> [INFORMATION PROVIDED]
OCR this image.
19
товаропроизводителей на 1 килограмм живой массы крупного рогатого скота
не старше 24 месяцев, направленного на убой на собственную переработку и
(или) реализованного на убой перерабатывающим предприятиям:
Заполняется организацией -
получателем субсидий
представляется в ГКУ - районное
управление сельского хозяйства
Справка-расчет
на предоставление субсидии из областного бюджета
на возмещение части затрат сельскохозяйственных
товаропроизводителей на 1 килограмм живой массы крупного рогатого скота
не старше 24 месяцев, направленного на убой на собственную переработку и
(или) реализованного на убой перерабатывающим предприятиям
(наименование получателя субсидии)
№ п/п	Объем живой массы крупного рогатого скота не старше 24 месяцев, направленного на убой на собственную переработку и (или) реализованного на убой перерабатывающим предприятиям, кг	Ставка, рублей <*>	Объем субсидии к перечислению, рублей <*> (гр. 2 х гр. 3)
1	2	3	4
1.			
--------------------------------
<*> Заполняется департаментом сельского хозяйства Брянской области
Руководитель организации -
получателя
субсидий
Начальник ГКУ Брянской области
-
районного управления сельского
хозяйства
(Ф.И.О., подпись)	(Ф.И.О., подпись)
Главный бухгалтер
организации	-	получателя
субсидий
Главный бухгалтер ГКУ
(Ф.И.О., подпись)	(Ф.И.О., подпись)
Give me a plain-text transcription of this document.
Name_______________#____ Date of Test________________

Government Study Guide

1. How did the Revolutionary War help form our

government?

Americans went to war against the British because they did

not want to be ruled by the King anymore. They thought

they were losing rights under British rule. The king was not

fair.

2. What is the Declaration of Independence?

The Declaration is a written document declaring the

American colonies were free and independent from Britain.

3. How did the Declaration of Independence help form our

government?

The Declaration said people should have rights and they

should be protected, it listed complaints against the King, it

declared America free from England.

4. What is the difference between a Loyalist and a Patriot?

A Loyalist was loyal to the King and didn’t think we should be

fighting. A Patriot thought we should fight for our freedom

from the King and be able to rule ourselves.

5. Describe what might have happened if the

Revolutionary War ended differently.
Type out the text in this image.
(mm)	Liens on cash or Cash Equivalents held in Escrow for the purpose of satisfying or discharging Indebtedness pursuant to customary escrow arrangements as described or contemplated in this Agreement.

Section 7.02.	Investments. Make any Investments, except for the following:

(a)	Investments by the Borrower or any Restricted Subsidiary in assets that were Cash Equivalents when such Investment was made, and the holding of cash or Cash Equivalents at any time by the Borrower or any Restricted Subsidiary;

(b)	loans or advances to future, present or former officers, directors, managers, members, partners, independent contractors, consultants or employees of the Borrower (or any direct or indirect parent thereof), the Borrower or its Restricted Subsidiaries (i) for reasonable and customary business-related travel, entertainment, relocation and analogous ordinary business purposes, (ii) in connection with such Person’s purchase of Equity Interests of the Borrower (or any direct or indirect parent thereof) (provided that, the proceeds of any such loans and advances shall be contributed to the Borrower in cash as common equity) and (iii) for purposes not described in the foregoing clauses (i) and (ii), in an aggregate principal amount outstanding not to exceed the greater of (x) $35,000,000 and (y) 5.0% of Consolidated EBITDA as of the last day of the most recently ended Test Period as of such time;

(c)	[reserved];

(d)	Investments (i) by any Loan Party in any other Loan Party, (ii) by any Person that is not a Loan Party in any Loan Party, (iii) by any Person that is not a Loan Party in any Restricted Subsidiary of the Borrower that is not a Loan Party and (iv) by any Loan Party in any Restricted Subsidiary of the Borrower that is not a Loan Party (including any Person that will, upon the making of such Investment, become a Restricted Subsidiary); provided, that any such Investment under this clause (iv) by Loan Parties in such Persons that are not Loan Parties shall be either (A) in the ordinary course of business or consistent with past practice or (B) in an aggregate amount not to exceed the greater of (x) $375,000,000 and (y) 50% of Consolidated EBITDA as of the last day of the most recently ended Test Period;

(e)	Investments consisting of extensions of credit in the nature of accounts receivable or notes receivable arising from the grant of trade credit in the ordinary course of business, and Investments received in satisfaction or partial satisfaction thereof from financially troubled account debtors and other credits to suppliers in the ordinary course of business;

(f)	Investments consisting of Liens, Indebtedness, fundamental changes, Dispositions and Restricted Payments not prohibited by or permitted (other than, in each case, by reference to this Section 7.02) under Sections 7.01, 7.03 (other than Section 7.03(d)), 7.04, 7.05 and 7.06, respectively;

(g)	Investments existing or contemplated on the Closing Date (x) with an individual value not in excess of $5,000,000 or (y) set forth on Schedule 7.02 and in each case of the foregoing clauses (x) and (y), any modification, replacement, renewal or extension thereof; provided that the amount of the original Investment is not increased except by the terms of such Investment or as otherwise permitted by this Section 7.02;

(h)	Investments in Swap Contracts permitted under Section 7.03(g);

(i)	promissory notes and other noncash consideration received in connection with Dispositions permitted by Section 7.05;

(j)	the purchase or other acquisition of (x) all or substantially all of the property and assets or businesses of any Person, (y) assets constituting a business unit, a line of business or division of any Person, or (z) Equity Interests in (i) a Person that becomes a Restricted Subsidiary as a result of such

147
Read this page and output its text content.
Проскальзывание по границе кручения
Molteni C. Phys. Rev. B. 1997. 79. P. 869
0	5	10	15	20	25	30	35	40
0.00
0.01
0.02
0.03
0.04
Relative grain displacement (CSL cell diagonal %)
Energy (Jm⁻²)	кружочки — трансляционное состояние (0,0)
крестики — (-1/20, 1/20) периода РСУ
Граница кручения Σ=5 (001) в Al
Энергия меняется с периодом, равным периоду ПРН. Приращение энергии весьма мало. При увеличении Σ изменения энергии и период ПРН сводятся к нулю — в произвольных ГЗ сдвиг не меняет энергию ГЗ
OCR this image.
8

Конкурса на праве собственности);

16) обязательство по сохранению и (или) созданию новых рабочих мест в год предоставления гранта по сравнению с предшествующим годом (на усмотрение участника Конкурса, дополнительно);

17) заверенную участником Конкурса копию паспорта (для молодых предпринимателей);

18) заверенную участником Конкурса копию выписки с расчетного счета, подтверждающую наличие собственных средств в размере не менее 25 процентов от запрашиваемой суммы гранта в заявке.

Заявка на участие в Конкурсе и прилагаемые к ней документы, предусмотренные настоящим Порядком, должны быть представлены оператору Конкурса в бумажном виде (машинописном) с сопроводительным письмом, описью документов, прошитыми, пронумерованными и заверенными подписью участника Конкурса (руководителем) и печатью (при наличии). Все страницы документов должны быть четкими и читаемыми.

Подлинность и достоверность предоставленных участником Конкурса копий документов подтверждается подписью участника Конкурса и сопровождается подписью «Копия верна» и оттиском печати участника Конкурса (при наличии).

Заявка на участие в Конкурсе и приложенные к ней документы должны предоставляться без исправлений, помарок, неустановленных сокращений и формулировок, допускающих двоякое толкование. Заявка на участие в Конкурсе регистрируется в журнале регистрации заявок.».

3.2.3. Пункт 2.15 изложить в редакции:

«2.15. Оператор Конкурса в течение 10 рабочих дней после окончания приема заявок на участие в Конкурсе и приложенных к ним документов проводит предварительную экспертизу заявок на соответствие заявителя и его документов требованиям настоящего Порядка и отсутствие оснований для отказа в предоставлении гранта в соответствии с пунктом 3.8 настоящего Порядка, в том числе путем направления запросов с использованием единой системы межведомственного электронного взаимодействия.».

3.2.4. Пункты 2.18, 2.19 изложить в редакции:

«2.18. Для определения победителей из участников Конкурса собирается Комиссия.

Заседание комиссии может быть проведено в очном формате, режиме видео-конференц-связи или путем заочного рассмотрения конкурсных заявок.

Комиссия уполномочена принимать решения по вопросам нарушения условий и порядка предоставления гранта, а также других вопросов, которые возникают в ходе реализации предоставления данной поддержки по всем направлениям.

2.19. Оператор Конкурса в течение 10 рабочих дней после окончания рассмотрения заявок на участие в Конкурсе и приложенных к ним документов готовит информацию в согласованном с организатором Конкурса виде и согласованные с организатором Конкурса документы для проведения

> [TASK] Copy every line in the listing above where the string "Dispositions" turns up.

> [CORRECT OUTPUT]
(f)	Investments consisting of Liens, Indebtedness, fundamental changes, Dispositions and Restricted Payments not prohibited by or permitted (other than, in each case, by reference to this Section 7.02) under Sections 7.01, 7.03 (other than Section 7.03(d)), 7.04, 7.05 and 7.06, respectively;
(i)	promissory notes and other noncash consideration received in connection with Dispositions permitted by Section 7.05;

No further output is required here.